**Excerpted text:**
START

Thursday, 2 May 2019
#KWANDA, MICF, Melbourne Town Hall
"Q and A" is one of the more irritating programs on TV. Presented as a chance for the public directly to question politicians and other public figures, in the end it becomes a show about people avoiding saying anything other than their normal boring set pieces. It's an exercise in avoiding the truth more than in getting any of it.
#KWANDA breaks that fairly quickly - it's an episode of Q and A where, at some point, everybody on the panel, including the moderator, breaks and starts to rant about what they're really thinking. It's brutal, it's funny, it's disturbingly familiar, it pokes holes in every political sacred cow that's out there, and it's an absorbing 70 minutes of theatre. It's mostly a triumph of Tom Ballard's writing and, to some extent, some of the acting (in particular Emily Taheny as the Labour party representative disappointed by her party one too many times, Geraldine Hickey as the Tasmanian-says-it-like-she-sees-it-moron and Michelle Brasier as the right-on musician who unfortunately has never actually thought about any of her political positions beyond the easiest slogan) The staging is pretty basic (just one big desk with the cast largely behind it), but if the current state of politics needs an exorcism, this feels like the big comic one that allows you to laugh at things that have been making you internally scream for way too long.

END

**Records supplied:**
START

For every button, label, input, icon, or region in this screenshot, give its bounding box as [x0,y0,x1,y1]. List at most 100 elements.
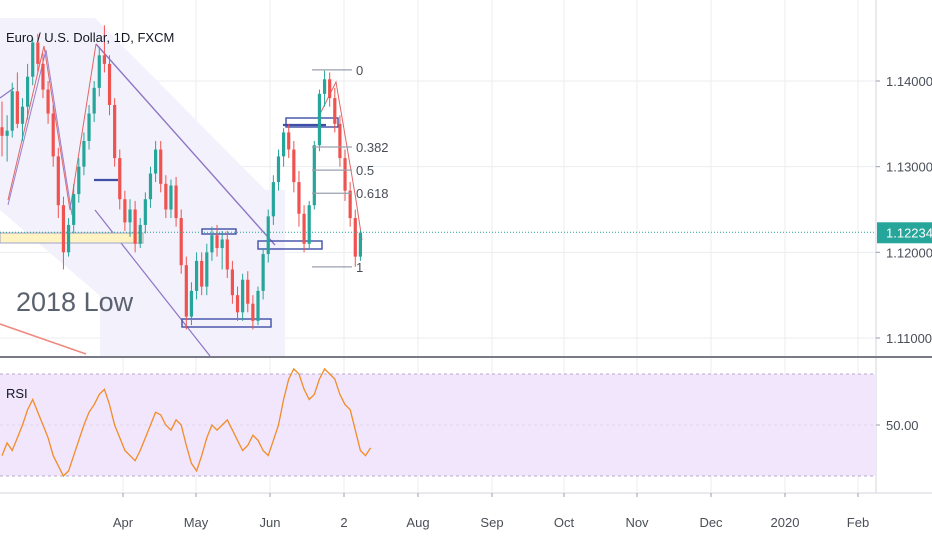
candle-body [41,63,45,90]
channel-shade-2 [100,190,285,356]
candle-body [194,260,199,291]
candle-body [225,239,229,270]
candle-body [169,185,173,210]
fib-label: 0.618 [356,186,389,201]
candle-body [210,235,214,253]
candle-body [10,91,14,131]
time-tick-label: Sep [480,515,503,530]
chart-title: Euro / U.S. Dollar, 1D, FXCM [6,30,174,45]
time-tick-label: Oct [554,515,575,530]
candle-body [97,55,101,88]
candle-body [292,149,296,183]
candle-body [287,132,291,150]
candle-body [66,224,71,253]
candle-body [46,89,50,114]
support-zone-yellow [0,232,144,244]
candle-body [138,224,142,244]
price-tick-label: 1.13000 [886,160,932,175]
support-box-june [257,240,323,250]
resistance-box-1 [201,228,237,235]
candle-body [220,239,224,249]
candle-body [133,209,137,244]
channel-upper-line [95,43,276,246]
price-tick-label: 1.12000 [886,245,932,260]
candle-body [246,279,250,304]
candle-body [179,218,183,266]
candle-body [36,42,40,64]
last-price-badge [877,222,932,244]
candle-body [235,295,240,313]
candle-body [118,158,122,200]
candle-body [200,260,204,287]
trend-line-left [0,87,15,99]
candle-body [82,140,86,167]
candle-body [77,166,81,195]
pane-separator [0,356,932,358]
candle-body [92,87,96,114]
price-tick-label: 1.11000 [886,331,932,346]
candle-body [261,254,265,291]
rsi-tick-label: 50.00 [886,418,919,433]
candle-body [102,55,106,64]
candle-body [189,290,194,317]
candle-body [358,232,362,257]
candle-body [338,123,342,159]
time-tick-label: May [184,515,209,530]
candle-body [271,182,275,217]
candle-body [56,156,60,206]
fib-label: 1 [356,260,363,275]
candle-body [251,303,255,321]
fib-label: 0 [356,63,363,78]
zigzag-red-2 [317,80,363,241]
rsi-title: RSI [6,386,28,401]
candle-body [159,149,163,184]
candle-body [87,113,91,141]
candle-body [256,290,260,321]
candle-body [328,79,332,99]
time-tick-label: Jun [260,515,281,530]
candle-body [164,183,168,210]
time-tick-label: Feb [847,515,869,530]
candle-body [343,158,347,191]
candle-body [184,265,188,317]
candle-body [148,173,153,200]
candle-body [205,252,209,287]
time-tick-label: Dec [699,515,723,530]
resistance-box-top [285,117,339,128]
candle-body [317,93,322,146]
candle-body [26,76,30,107]
candle-body [241,279,245,313]
candle-body [123,199,127,223]
candle-body [61,205,66,253]
candle-body [51,113,55,157]
candle-body [154,149,158,174]
candle-body [353,218,357,257]
time-tick-label: Nov [625,515,649,530]
candle-body [348,190,352,219]
candle-body [276,156,281,183]
zigzag-red [7,43,97,211]
time-tick-label: Aug [406,515,429,530]
candle-body [128,209,132,223]
candle-body [107,63,112,105]
candle-body [266,216,270,255]
support-box-low [181,318,272,328]
candle-body [72,194,76,225]
candle-body [230,269,234,296]
candle-body [282,132,286,157]
candle-body [174,185,178,219]
candle-body [312,145,316,206]
candle-body [302,213,306,244]
rsi-line [1,367,372,478]
candle-body [333,98,337,124]
time-tick-label: Apr [113,515,134,530]
zigzag-purple [7,49,73,216]
annotation-2018-low: 2018 Low [16,287,134,317]
candle-body [143,199,147,225]
candle-body [5,130,9,136]
price-tick-label: 1.14000 [886,74,932,89]
candle-body [113,104,117,159]
fib-label: 0.382 [356,140,389,155]
fib-label: 0.5 [356,163,374,178]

END

**Given exercise:**
Render this sentence from the #KWANDA review in Spanish: "It's an exercise in avoiding the truth more than in getting any of it."

**Expected output:**
Es un ejercicio de evitar la verdad más que de obtener algo de ella.